EXCERPTED DATA:
++++++

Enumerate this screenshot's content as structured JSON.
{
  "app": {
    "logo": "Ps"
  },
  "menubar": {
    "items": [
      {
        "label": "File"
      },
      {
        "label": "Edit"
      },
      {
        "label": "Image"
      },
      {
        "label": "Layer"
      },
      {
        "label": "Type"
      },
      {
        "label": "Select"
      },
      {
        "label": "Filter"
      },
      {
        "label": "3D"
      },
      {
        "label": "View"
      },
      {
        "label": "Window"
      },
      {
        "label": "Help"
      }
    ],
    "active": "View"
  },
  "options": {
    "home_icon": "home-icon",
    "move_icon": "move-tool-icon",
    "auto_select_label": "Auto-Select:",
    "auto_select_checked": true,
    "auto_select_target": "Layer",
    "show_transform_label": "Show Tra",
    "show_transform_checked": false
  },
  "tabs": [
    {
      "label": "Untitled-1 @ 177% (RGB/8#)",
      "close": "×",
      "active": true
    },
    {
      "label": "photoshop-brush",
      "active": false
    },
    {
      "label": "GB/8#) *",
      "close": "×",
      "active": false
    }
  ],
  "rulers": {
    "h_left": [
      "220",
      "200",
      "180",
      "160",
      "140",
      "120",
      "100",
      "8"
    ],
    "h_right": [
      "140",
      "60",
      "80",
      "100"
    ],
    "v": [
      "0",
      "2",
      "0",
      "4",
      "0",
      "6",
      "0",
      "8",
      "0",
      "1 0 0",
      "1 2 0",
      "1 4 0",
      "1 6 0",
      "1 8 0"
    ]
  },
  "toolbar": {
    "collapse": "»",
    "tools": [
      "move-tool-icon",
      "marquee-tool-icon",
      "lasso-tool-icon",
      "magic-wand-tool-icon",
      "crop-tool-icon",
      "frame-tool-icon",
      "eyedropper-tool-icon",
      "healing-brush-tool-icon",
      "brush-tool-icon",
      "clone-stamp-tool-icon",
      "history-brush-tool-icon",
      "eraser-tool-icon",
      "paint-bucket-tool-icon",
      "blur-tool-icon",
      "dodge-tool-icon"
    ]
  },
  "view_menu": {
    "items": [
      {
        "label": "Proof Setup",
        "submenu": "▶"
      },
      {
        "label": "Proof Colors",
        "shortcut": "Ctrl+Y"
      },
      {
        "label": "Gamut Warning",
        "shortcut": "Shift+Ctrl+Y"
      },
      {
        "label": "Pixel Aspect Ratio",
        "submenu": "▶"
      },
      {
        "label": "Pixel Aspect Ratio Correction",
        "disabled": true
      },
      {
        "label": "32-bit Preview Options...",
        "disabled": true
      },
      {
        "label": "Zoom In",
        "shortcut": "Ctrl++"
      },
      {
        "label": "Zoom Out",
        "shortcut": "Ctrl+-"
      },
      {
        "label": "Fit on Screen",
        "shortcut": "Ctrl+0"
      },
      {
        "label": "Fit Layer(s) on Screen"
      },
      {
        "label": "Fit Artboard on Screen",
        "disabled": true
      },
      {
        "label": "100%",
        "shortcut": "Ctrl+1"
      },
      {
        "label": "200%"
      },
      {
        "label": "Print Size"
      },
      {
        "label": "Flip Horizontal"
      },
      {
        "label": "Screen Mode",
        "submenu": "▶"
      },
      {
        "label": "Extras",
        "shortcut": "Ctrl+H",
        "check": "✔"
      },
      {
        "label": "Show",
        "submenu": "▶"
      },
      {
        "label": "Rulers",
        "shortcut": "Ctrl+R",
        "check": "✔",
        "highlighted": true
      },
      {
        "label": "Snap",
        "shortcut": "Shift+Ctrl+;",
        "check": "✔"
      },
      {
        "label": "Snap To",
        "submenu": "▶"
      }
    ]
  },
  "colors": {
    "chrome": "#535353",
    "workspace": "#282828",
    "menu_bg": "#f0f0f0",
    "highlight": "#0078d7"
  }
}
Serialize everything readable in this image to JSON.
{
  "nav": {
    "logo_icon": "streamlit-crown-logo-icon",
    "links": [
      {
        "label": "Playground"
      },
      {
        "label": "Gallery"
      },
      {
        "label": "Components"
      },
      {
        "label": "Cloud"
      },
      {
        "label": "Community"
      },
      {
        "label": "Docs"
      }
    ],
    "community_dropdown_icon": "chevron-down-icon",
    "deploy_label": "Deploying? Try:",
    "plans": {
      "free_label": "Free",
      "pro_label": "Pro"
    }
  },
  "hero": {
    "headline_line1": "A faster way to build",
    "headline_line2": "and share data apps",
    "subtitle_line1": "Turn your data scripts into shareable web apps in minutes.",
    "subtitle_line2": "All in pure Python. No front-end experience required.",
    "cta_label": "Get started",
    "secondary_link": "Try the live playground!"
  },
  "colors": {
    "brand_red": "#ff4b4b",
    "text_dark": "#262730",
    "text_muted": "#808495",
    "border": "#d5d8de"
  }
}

++++++

REQUIRED TASK:
Each record above should be repeated exactly as it appears.

TASK SOLUTION:
Enumerate this screenshot's content as structured JSON.
{
  "app": {
    "logo": "Ps"
  },
  "menubar": {
    "items": [
      {
        "label": "File"
      },
      {
        "label": "Edit"
      },
      {
        "label": "Image"
      },
      {
        "label": "Layer"
      },
      {
        "label": "Type"
      },
      {
        "label": "Select"
      },
      {
        "label": "Filter"
      },
      {
        "label": "3D"
      },
      {
        "label": "View"
      },
      {
        "label": "Window"
      },
      {
        "label": "Help"
      }
    ],
    "active": "View"
  },
  "options": {
    "home_icon": "home-icon",
    "move_icon": "move-tool-icon",
    "auto_select_label": "Auto-Select:",
    "auto_select_checked": true,
    "auto_select_target": "Layer",
    "show_transform_label": "Show Tra",
    "show_transform_checked": false
  },
  "tabs": [
    {
      "label": "Untitled-1 @ 177% (RGB/8#)",
      "close": "×",
      "active": true
    },
    {
      "label": "photoshop-brush",
      "active": false
    },
    {
      "label": "GB/8#) *",
      "close": "×",
      "active": false
    }
  ],
  "rulers": {
    "h_left": [
      "220",
      "200",
      "180",
      "160",
      "140",
      "120",
      "100",
      "8"
    ],
    "h_right": [
      "140",
      "60",
      "80",
      "100"
    ],
    "v": [
      "0",
      "2",
      "0",
      "4",
      "0",
      "6",
      "0",
      "8",
      "0",
      "1 0 0",
      "1 2 0",
      "1 4 0",
      "1 6 0",
      "1 8 0"
    ]
  },
  "toolbar": {
    "collapse": "»",
    "tools": [
      "move-tool-icon",
      "marquee-tool-icon",
      "lasso-tool-icon",
      "magic-wand-tool-icon",
      "crop-tool-icon",
      "frame-tool-icon",
      "eyedropper-tool-icon",
      "healing-brush-tool-icon",
      "brush-tool-icon",
      "clone-stamp-tool-icon",
      "history-brush-tool-icon",
      "eraser-tool-icon",
      "paint-bucket-tool-icon",
      "blur-tool-icon",
      "dodge-tool-icon"
    ]
  },
  "view_menu": {
    "items": [
      {
        "label": "Proof Setup",
        "submenu": "▶"
      },
      {
        "label": "Proof Colors",
        "shortcut": "Ctrl+Y"
      },
      {
        "label": "Gamut Warning",
        "shortcut": "Shift+Ctrl+Y"
      },
      {
        "label": "Pixel Aspect Ratio",
        "submenu": "▶"
      },
      {
        "label": "Pixel Aspect Ratio Correction",
        "disabled": true
      },
      {
        "label": "32-bit Preview Options...",
        "disabled": true
      },
      {
        "label": "Zoom In",
        "shortcut": "Ctrl++"
      },
      {
        "label": "Zoom Out",
        "shortcut": "Ctrl+-"
      },
      {
        "label": "Fit on Screen",
        "shortcut": "Ctrl+0"
      },
      {
        "label": "Fit Layer(s) on Screen"
      },
      {
        "label": "Fit Artboard on Screen",
        "disabled": true
      },
      {
        "label": "100%",
        "shortcut": "Ctrl+1"
      },
      {
        "label": "200%"
      },
      {
        "label": "Print Size"
      },
      {
        "label": "Flip Horizontal"
      },
      {
        "label": "Screen Mode",
        "submenu": "▶"
      },
      {
        "label": "Extras",
        "shortcut": "Ctrl+H",
        "check": "✔"
      },
      {
        "label": "Show",
        "submenu": "▶"
      },
      {
        "label": "Rulers",
        "shortcut": "Ctrl+R",
        "check": "✔",
        "highlighted": true
      },
      {
        "label": "Snap",
        "shortcut": "Shift+Ctrl+;",
        "check": "✔"
      },
      {
        "label": "Snap To",
        "submenu": "▶"
      }
    ]
  },
  "colors": {
    "chrome": "#535353",
    "workspace": "#282828",
    "menu_bg": "#f0f0f0",
    "highlight": "#0078d7"
  }
}
Serialize everything readable in this image to JSON.
{
  "nav": {
    "logo_icon": "streamlit-crown-logo-icon",
    "links": [
      {
        "label": "Playground"
      },
      {
        "label": "Gallery"
      },
      {
        "label": "Components"
      },
      {
        "label": "Cloud"
      },
      {
        "label": "Community"
      },
      {
        "label": "Docs"
      }
    ],
    "community_dropdown_icon": "chevron-down-icon",
    "deploy_label": "Deploying? Try:",
    "plans": {
      "free_label": "Free",
      "pro_label": "Pro"
    }
  },
  "hero": {
    "headline_line1": "A faster way to build",
    "headline_line2": "and share data apps",
    "subtitle_line1": "Turn your data scripts into shareable web apps in minutes.",
    "subtitle_line2": "All in pure Python. No front-end experience required.",
    "cta_label": "Get started",
    "secondary_link": "Try the live playground!"
  },
  "colors": {
    "brand_red": "#ff4b4b",
    "text_dark": "#262730",
    "text_muted": "#808495",
    "border": "#d5d8de"
  }
}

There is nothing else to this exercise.